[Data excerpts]
** Begin **

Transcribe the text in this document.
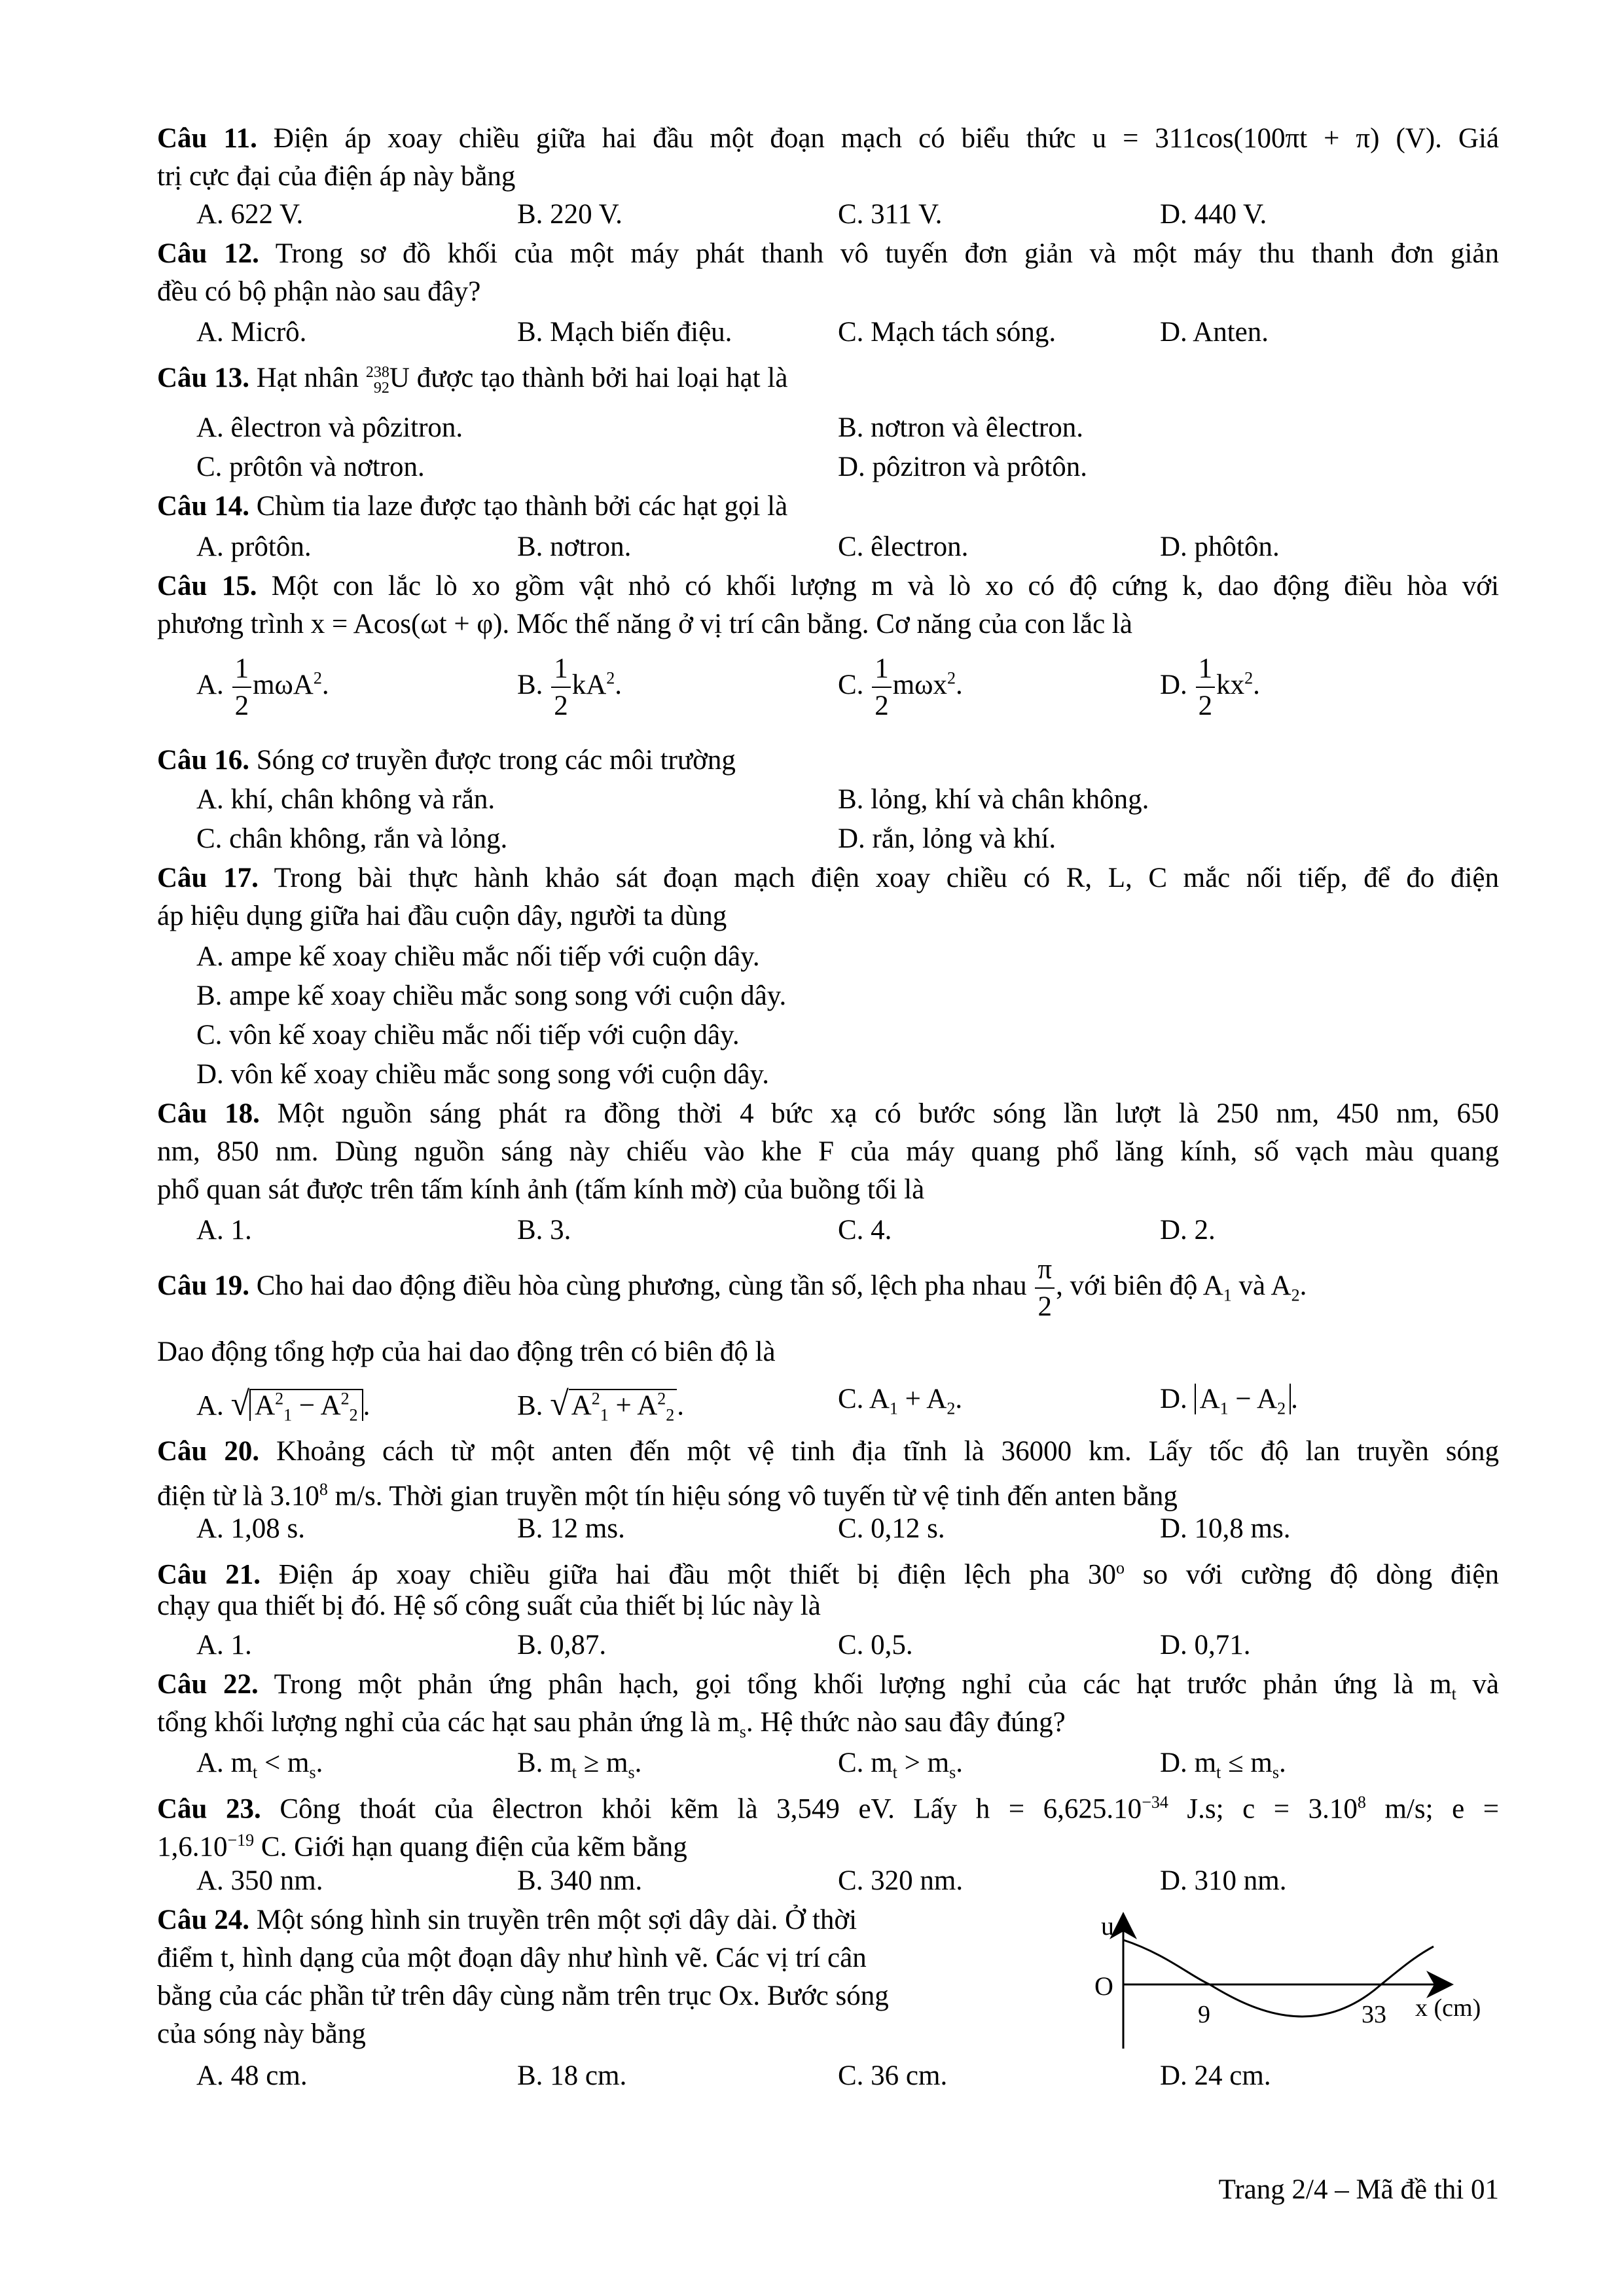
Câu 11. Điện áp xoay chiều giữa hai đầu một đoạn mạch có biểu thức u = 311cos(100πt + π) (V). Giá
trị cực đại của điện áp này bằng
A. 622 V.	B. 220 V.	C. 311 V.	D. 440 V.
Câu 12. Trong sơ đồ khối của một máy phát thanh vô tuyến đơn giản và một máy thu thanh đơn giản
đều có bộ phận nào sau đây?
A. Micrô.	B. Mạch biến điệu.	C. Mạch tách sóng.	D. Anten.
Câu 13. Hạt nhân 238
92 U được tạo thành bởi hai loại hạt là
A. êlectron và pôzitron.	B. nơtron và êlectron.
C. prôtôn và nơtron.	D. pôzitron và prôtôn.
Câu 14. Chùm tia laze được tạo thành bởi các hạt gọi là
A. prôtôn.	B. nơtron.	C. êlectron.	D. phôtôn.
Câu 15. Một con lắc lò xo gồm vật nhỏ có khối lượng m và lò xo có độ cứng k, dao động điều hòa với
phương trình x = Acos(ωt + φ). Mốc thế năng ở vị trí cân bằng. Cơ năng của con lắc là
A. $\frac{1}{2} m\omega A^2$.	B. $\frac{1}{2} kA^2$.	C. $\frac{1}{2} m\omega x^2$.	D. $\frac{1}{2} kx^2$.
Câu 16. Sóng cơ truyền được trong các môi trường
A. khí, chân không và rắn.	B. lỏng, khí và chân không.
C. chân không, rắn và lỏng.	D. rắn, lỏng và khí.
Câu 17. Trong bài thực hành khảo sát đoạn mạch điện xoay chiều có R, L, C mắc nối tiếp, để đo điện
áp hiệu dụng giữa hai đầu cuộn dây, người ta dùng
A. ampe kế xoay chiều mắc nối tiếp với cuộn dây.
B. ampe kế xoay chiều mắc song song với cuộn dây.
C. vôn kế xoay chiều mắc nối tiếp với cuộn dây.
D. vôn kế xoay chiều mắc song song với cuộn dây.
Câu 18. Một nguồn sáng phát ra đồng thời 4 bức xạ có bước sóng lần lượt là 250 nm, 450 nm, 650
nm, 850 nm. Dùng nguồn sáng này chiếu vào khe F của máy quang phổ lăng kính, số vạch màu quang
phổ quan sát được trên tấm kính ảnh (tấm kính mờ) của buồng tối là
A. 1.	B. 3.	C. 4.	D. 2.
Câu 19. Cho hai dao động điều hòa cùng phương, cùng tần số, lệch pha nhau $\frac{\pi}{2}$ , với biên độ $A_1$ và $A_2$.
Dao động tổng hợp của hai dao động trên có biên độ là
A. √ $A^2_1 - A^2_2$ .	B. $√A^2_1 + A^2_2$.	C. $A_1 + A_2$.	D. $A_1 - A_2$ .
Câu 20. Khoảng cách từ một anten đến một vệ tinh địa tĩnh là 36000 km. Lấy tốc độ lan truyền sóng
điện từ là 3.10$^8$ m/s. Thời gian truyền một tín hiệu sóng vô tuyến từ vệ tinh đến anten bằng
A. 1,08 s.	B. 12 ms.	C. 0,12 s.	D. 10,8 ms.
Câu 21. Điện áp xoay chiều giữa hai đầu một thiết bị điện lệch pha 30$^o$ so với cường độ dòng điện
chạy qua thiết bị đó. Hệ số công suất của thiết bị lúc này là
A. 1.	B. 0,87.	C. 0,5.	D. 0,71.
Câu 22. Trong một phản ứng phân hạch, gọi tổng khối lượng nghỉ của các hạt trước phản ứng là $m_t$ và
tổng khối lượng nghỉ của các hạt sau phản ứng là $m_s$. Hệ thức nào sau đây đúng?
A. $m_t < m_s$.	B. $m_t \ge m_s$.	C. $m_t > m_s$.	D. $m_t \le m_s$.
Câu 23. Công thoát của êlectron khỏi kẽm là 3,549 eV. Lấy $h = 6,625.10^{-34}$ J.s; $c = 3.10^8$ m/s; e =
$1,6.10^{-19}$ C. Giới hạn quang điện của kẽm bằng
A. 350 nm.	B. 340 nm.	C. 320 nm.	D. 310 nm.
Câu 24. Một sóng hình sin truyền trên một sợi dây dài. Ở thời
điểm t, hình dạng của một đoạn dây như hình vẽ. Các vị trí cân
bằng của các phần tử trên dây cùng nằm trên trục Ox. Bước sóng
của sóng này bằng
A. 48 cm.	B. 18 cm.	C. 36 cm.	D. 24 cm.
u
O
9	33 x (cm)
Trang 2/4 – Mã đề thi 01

** End **

Exercise requirements:
Copy out each line word for word, please, skipping the images.

Full solution:
Transcribe the text in this document.
Câu 11. Điện áp xoay chiều giữa hai đầu một đoạn mạch có biểu thức u = 311cos(100πt + π) (V). Giá
trị cực đại của điện áp này bằng
A. 622 V.	B. 220 V.	C. 311 V.	D. 440 V.
Câu 12. Trong sơ đồ khối của một máy phát thanh vô tuyến đơn giản và một máy thu thanh đơn giản
đều có bộ phận nào sau đây?
A. Micrô.	B. Mạch biến điệu.	C. Mạch tách sóng.	D. Anten.
Câu 13. Hạt nhân 238
92 U được tạo thành bởi hai loại hạt là
A. êlectron và pôzitron.	B. nơtron và êlectron.
C. prôtôn và nơtron.	D. pôzitron và prôtôn.
Câu 14. Chùm tia laze được tạo thành bởi các hạt gọi là
A. prôtôn.	B. nơtron.	C. êlectron.	D. phôtôn.
Câu 15. Một con lắc lò xo gồm vật nhỏ có khối lượng m và lò xo có độ cứng k, dao động điều hòa với
phương trình x = Acos(ωt + φ). Mốc thế năng ở vị trí cân bằng. Cơ năng của con lắc là
A. $\frac{1}{2} m\omega A^2$.	B. $\frac{1}{2} kA^2$.	C. $\frac{1}{2} m\omega x^2$.	D. $\frac{1}{2} kx^2$.
Câu 16. Sóng cơ truyền được trong các môi trường
A. khí, chân không và rắn.	B. lỏng, khí và chân không.
C. chân không, rắn và lỏng.	D. rắn, lỏng và khí.
Câu 17. Trong bài thực hành khảo sát đoạn mạch điện xoay chiều có R, L, C mắc nối tiếp, để đo điện
áp hiệu dụng giữa hai đầu cuộn dây, người ta dùng
A. ampe kế xoay chiều mắc nối tiếp với cuộn dây.
B. ampe kế xoay chiều mắc song song với cuộn dây.
C. vôn kế xoay chiều mắc nối tiếp với cuộn dây.
D. vôn kế xoay chiều mắc song song với cuộn dây.
Câu 18. Một nguồn sáng phát ra đồng thời 4 bức xạ có bước sóng lần lượt là 250 nm, 450 nm, 650
nm, 850 nm. Dùng nguồn sáng này chiếu vào khe F của máy quang phổ lăng kính, số vạch màu quang
phổ quan sát được trên tấm kính ảnh (tấm kính mờ) của buồng tối là
A. 1.	B. 3.	C. 4.	D. 2.
Câu 19. Cho hai dao động điều hòa cùng phương, cùng tần số, lệch pha nhau $\frac{\pi}{2}$ , với biên độ $A_1$ và $A_2$.
Dao động tổng hợp của hai dao động trên có biên độ là
A. √ $A^2_1 - A^2_2$ .	B. $√A^2_1 + A^2_2$.	C. $A_1 + A_2$.	D. $A_1 - A_2$ .
Câu 20. Khoảng cách từ một anten đến một vệ tinh địa tĩnh là 36000 km. Lấy tốc độ lan truyền sóng
điện từ là 3.10$^8$ m/s. Thời gian truyền một tín hiệu sóng vô tuyến từ vệ tinh đến anten bằng
A. 1,08 s.	B. 12 ms.	C. 0,12 s.	D. 10,8 ms.
Câu 21. Điện áp xoay chiều giữa hai đầu một thiết bị điện lệch pha 30$^o$ so với cường độ dòng điện
chạy qua thiết bị đó. Hệ số công suất của thiết bị lúc này là
A. 1.	B. 0,87.	C. 0,5.	D. 0,71.
Câu 22. Trong một phản ứng phân hạch, gọi tổng khối lượng nghỉ của các hạt trước phản ứng là $m_t$ và
tổng khối lượng nghỉ của các hạt sau phản ứng là $m_s$. Hệ thức nào sau đây đúng?
A. $m_t < m_s$.	B. $m_t \ge m_s$.	C. $m_t > m_s$.	D. $m_t \le m_s$.
Câu 23. Công thoát của êlectron khỏi kẽm là 3,549 eV. Lấy $h = 6,625.10^{-34}$ J.s; $c = 3.10^8$ m/s; e =
$1,6.10^{-19}$ C. Giới hạn quang điện của kẽm bằng
A. 350 nm.	B. 340 nm.	C. 320 nm.	D. 310 nm.
Câu 24. Một sóng hình sin truyền trên một sợi dây dài. Ở thời
điểm t, hình dạng của một đoạn dây như hình vẽ. Các vị trí cân
bằng của các phần tử trên dây cùng nằm trên trục Ox. Bước sóng
của sóng này bằng
A. 48 cm.	B. 18 cm.	C. 36 cm.	D. 24 cm.
u
O
9	33 x (cm)
Trang 2/4 – Mã đề thi 01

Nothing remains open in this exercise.